_Your task_: Go through the records and copy each line where the word "wall" occurs.

** start Material provided **

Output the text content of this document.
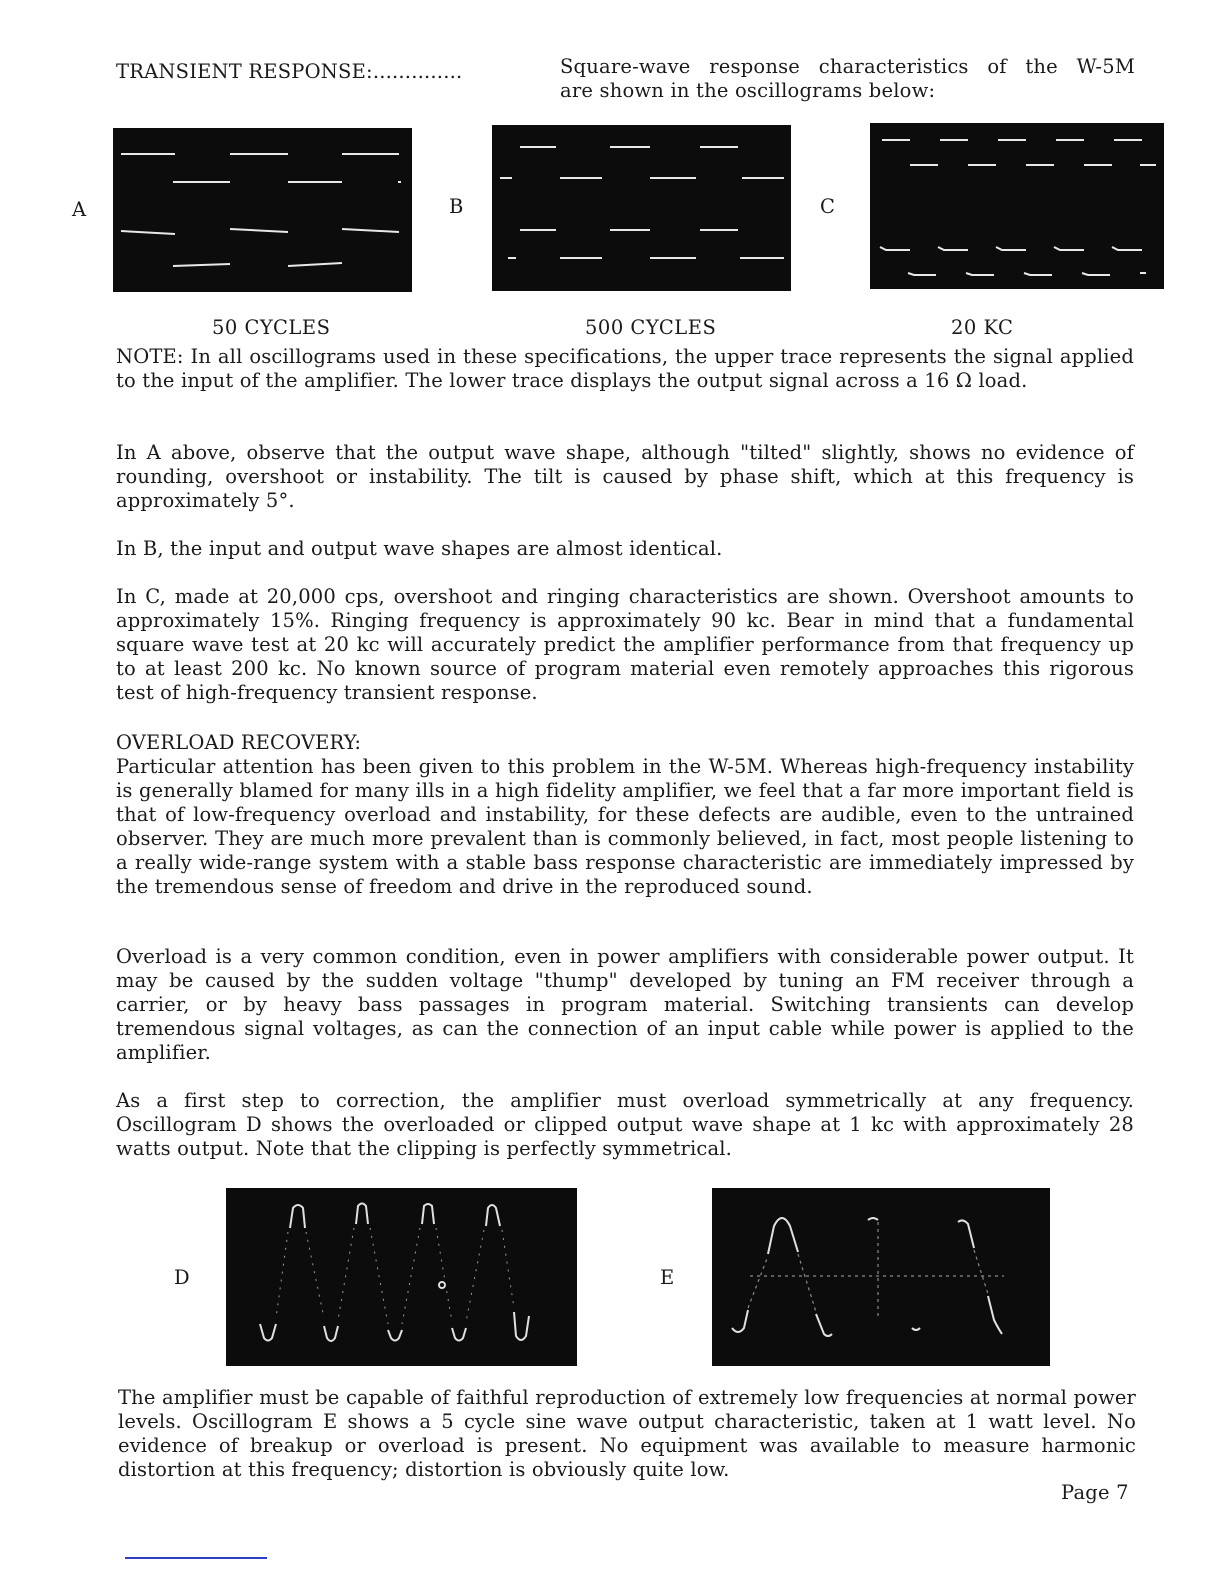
TRANSIENT RESPONSE:..............	Square-wave response characteristics of the W-5M
are shown in the oscillograms below:
A	B	C
50 CYCLES	500 CYCLES	20 KC
NOTE: In all oscillograms used in these specifications, the upper trace represents the signal applied to the input of the amplifier. The lower trace displays the output signal across a 16 Ω load.
In A above, observe that the output wave shape, although "tilted" slightly, shows no evidence of rounding, overshoot or instability. The tilt is caused by phase shift, which at this frequency is approximately 5°.
In B, the input and output wave shapes are almost identical.
In C, made at 20,000 cps, overshoot and ringing characteristics are shown. Overshoot amounts to approximately 15%. Ringing frequency is approximately 90 kc. Bear in mind that a fundamental square wave test at 20 kc will accurately predict the amplifier performance from that frequency up to at least 200 kc. No known source of program material even remotely approaches this rigorous test of high-frequency transient response.
OVERLOAD RECOVERY:
Particular attention has been given to this problem in the W-5M. Whereas high-frequency instability is generally blamed for many ills in a high fidelity amplifier, we feel that a far more important field is that of low-frequency overload and instability, for these defects are audible, even to the untrained observer. They are much more prevalent than is commonly believed, in fact, most people listening to a really wide-range system with a stable bass response characteristic are immediately impressed by the tremendous sense of freedom and drive in the reproduced sound.
Overload is a very common condition, even in power amplifiers with considerable power output. It may be caused by the sudden voltage "thump" developed by tuning an FM receiver through a carrier, or by heavy bass passages in program material. Switching transients can develop tremendous signal voltages, as can the connection of an input cable while power is applied to the amplifier.
As a first step to correction, the amplifier must overload symmetrically at any frequency. Oscillogram D shows the overloaded or clipped output wave shape at 1 kc with approximately 28 watts output. Note that the clipping is perfectly symmetrical.
D	E
The amplifier must be capable of faithful reproduction of extremely low frequencies at normal power levels. Oscillogram E shows a 5 cycle sine wave output characteristic, taken at 1 watt level. No evidence of breakup or overload is present. No equipment was available to measure harmonic distortion at this frequency; distortion is obviously quite low.
Page 7
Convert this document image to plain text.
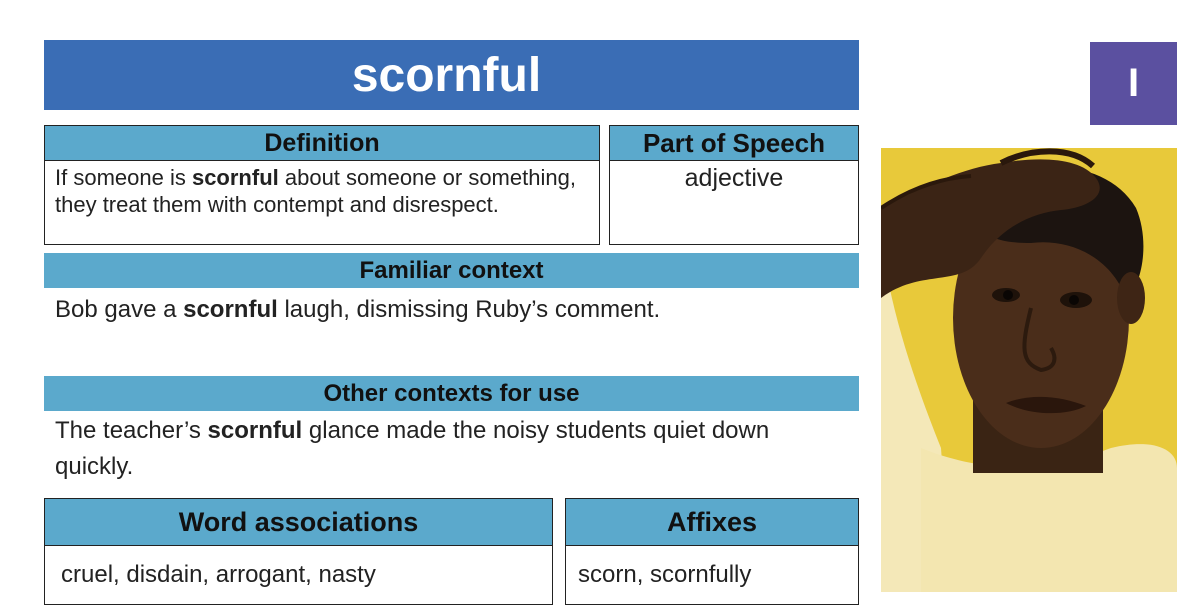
scornful	I
Definition
If someone is scornful about someone or something, they treat them with contempt and disrespect.
Part of Speech
adjective
Familiar context
Bob gave a scornful laugh, dismissing Ruby’s comment.
Other contexts for use
The teacher’s scornful glance made the noisy students quiet down quickly.
Word associations
cruel, disdain, arrogant, nasty
Affixes
scorn, scornfully
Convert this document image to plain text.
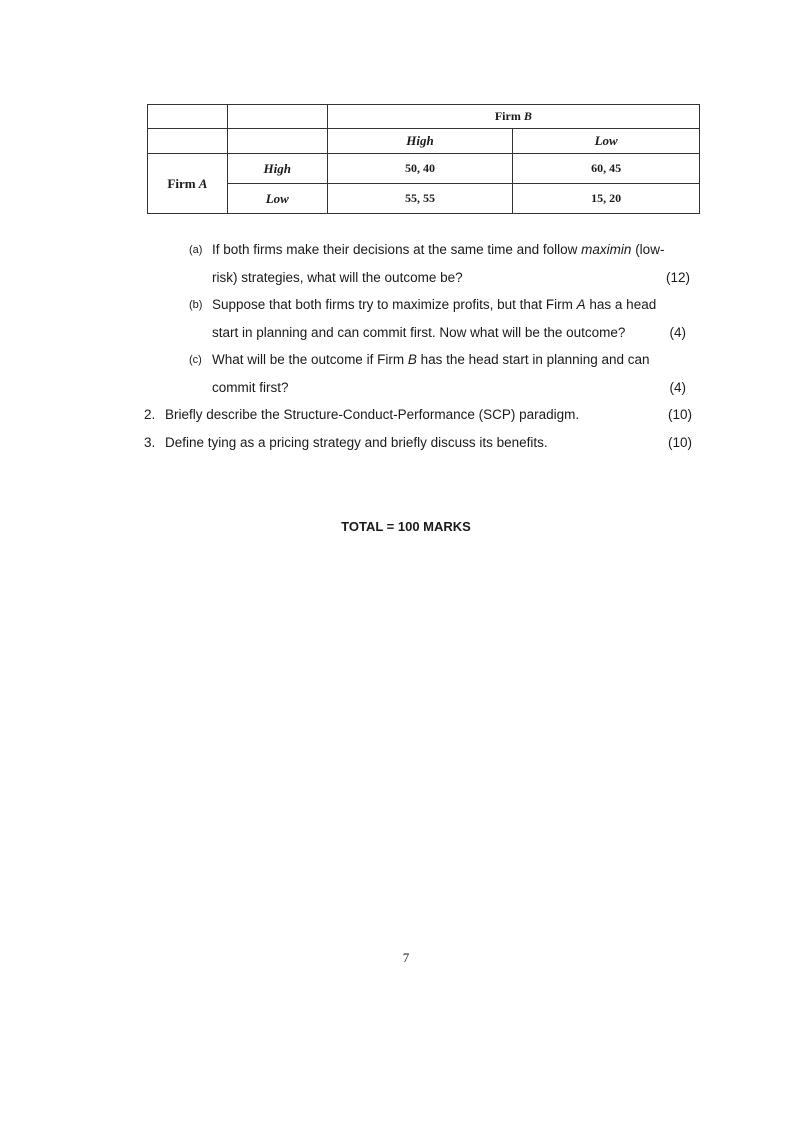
		Firm B	
		High	Low
Firm A	High	50, 40	60, 45
	Low	55, 55	15, 20
(a) If both firms make their decisions at the same time and follow maximin (low-
risk) strategies, what will the outcome be?	(12)
(b) Suppose that both firms try to maximize profits, but that Firm A has a head
start in planning and can commit first. Now what will be the outcome?	(4)
(c) What will be the outcome if Firm B has the head start in planning and can
commit first?	(4)
2. Briefly describe the Structure-Conduct-Performance (SCP) paradigm.	(10)
3. Define tying as a pricing strategy and briefly discuss its benefits.	(10)
TOTAL = 100 MARKS
7
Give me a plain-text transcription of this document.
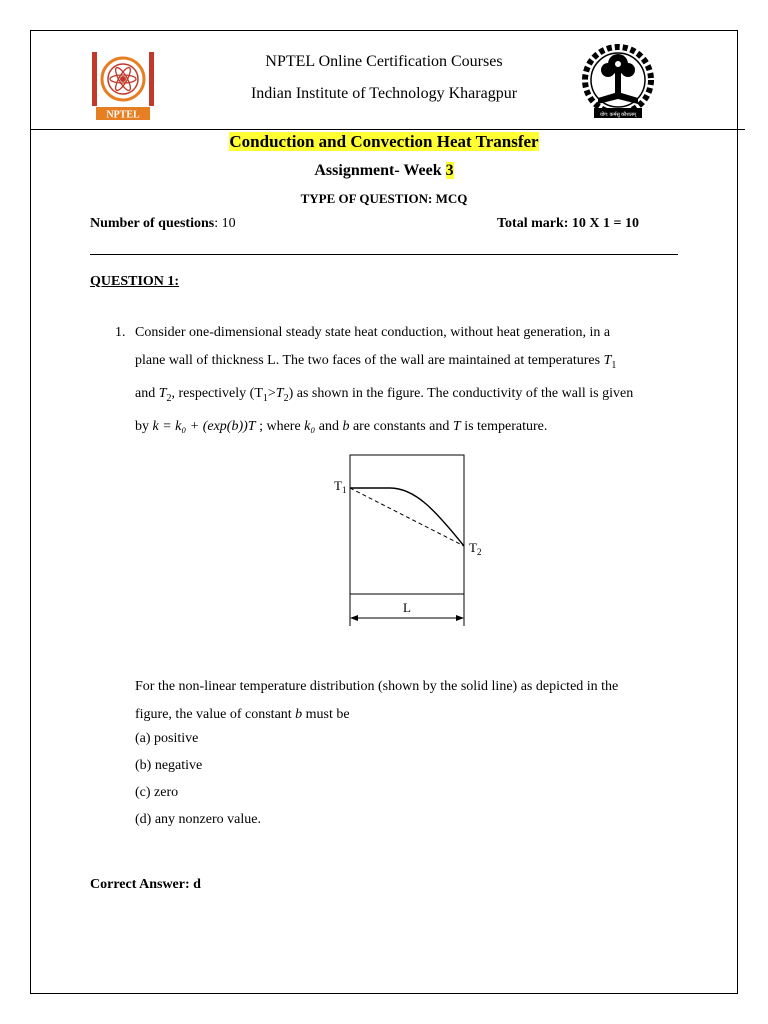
NPTEL	योग: कर्मसु कौशलम्
NPTEL Online Certification Courses
Indian Institute of Technology Kharagpur
Conduction and Convection Heat Transfer
Assignment- Week 3
TYPE OF QUESTION: MCQ
Number of questions: 10	Total mark: 10 X 1 = 10
QUESTION 1:
1. Consider one-dimensional steady state heat conduction, without heat generation, in a
plane wall of thickness L. The two faces of the wall are maintained at temperatures $T_1$
and $T_2$, respectively $(T_1>T_2)$ as shown in the figure. The conductivity of the wall is given
by k = k₀ + (exp(b))T ; where k₀ and b are constants and T is temperature.
$T_1$
$T_2$
L
For the non-linear temperature distribution (shown by the solid line) as depicted in the
figure, the value of constant b must be
(a) positive
(b) negative
(c) zero
(d) any nonzero value.
Correct Answer: d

** end Material provided **

_Result_:
plane wall of thickness L. The two faces of the wall are maintained at temperatures $T_1$
and $T_2$, respectively $(T_1>T_2)$ as shown in the figure. The conductivity of the wall is given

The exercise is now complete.